■ Given problem ■
Render every entry exactly as it appears.

(Stored data entries)

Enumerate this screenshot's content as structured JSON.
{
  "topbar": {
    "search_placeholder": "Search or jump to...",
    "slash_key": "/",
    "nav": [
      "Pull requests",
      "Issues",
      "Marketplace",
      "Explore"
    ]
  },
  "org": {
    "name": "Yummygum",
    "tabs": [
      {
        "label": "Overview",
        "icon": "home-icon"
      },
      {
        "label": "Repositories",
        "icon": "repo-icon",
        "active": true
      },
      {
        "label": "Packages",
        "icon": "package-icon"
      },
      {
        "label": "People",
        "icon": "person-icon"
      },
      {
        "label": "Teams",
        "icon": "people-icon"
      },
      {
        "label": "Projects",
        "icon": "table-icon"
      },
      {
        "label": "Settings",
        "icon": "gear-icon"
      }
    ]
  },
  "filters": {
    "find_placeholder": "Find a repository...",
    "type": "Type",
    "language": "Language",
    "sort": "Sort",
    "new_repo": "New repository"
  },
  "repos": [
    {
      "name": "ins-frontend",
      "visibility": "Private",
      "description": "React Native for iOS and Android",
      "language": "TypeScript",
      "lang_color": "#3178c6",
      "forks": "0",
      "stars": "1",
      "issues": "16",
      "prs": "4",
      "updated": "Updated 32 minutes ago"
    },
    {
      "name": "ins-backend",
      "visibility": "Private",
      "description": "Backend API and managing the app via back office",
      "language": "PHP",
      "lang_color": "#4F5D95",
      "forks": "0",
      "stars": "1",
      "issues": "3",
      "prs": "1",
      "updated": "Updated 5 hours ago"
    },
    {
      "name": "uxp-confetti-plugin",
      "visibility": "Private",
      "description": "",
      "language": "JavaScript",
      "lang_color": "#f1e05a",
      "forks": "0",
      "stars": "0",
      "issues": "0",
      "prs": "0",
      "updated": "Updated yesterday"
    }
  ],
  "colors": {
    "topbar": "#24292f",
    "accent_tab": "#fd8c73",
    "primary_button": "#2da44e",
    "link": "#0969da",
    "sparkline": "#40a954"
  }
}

■ Response for this exercise ■
Enumerate this screenshot's content as structured JSON.
{
  "topbar": {
    "search_placeholder": "Search or jump to...",
    "slash_key": "/",
    "nav": [
      "Pull requests",
      "Issues",
      "Marketplace",
      "Explore"
    ]
  },
  "org": {
    "name": "Yummygum",
    "tabs": [
      {
        "label": "Overview",
        "icon": "home-icon"
      },
      {
        "label": "Repositories",
        "icon": "repo-icon",
        "active": true
      },
      {
        "label": "Packages",
        "icon": "package-icon"
      },
      {
        "label": "People",
        "icon": "person-icon"
      },
      {
        "label": "Teams",
        "icon": "people-icon"
      },
      {
        "label": "Projects",
        "icon": "table-icon"
      },
      {
        "label": "Settings",
        "icon": "gear-icon"
      }
    ]
  },
  "filters": {
    "find_placeholder": "Find a repository...",
    "type": "Type",
    "language": "Language",
    "sort": "Sort",
    "new_repo": "New repository"
  },
  "repos": [
    {
      "name": "ins-frontend",
      "visibility": "Private",
      "description": "React Native for iOS and Android",
      "language": "TypeScript",
      "lang_color": "#3178c6",
      "forks": "0",
      "stars": "1",
      "issues": "16",
      "prs": "4",
      "updated": "Updated 32 minutes ago"
    },
    {
      "name": "ins-backend",
      "visibility": "Private",
      "description": "Backend API and managing the app via back office",
      "language": "PHP",
      "lang_color": "#4F5D95",
      "forks": "0",
      "stars": "1",
      "issues": "3",
      "prs": "1",
      "updated": "Updated 5 hours ago"
    },
    {
      "name": "uxp-confetti-plugin",
      "visibility": "Private",
      "description": "",
      "language": "JavaScript",
      "lang_color": "#f1e05a",
      "forks": "0",
      "stars": "0",
      "issues": "0",
      "prs": "0",
      "updated": "Updated yesterday"
    }
  ],
  "colors": {
    "topbar": "#24292f",
    "accent_tab": "#fd8c73",
    "primary_button": "#2da44e",
    "link": "#0969da",
    "sparkline": "#40a954"
  }
}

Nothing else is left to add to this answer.